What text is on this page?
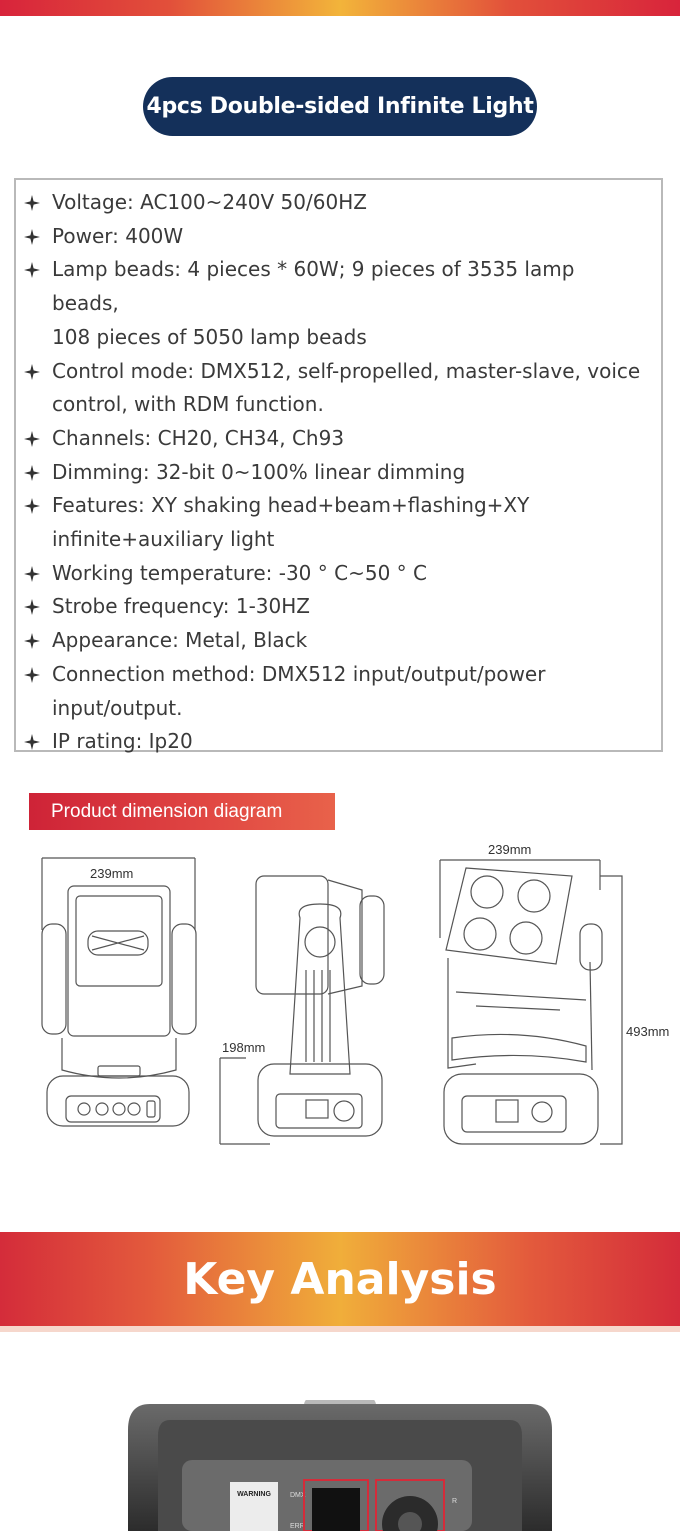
4pcs Double-sided Infinite Light
Voltage: AC100~240V 50/60HZ
Power: 400W
Lamp beads: 4 pieces * 60W; 9 pieces of 3535 lamp beads,
108 pieces of 5050 lamp beads
Control mode: DMX512, self-propelled, master-slave, voice
control, with RDM function.
Channels: CH20, CH34, Ch93
Dimming: 32-bit 0~100% linear dimming
Features: XY shaking head+beam+flashing+XY
infinite+auxiliary light
Working temperature: -30 ° C~50 ° C
Strobe frequency: 1-30HZ
Appearance: Metal, Black
Connection method: DMX512 input/output/power
input/output.
IP rating: Ip20
Product dimension diagram
239mm
198mm
239mm
493mm
Key Analysis
WARNING	DMX
ERR
R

+===+

WHAT THE TASK ASKS
Do not include images; quote all of the entries above exactly.

FINISHED EXERCISE
What text is on this page?
4pcs Double-sided Infinite Light
Voltage: AC100~240V 50/60HZ
Power: 400W
Lamp beads: 4 pieces * 60W; 9 pieces of 3535 lamp beads,
108 pieces of 5050 lamp beads
Control mode: DMX512, self-propelled, master-slave, voice
control, with RDM function.
Channels: CH20, CH34, Ch93
Dimming: 32-bit 0~100% linear dimming
Features: XY shaking head+beam+flashing+XY
infinite+auxiliary light
Working temperature: -30 ° C~50 ° C
Strobe frequency: 1-30HZ
Appearance: Metal, Black
Connection method: DMX512 input/output/power
input/output.
IP rating: Ip20
Product dimension diagram
239mm
198mm
239mm
493mm
Key Analysis
WARNING	DMX
ERR
R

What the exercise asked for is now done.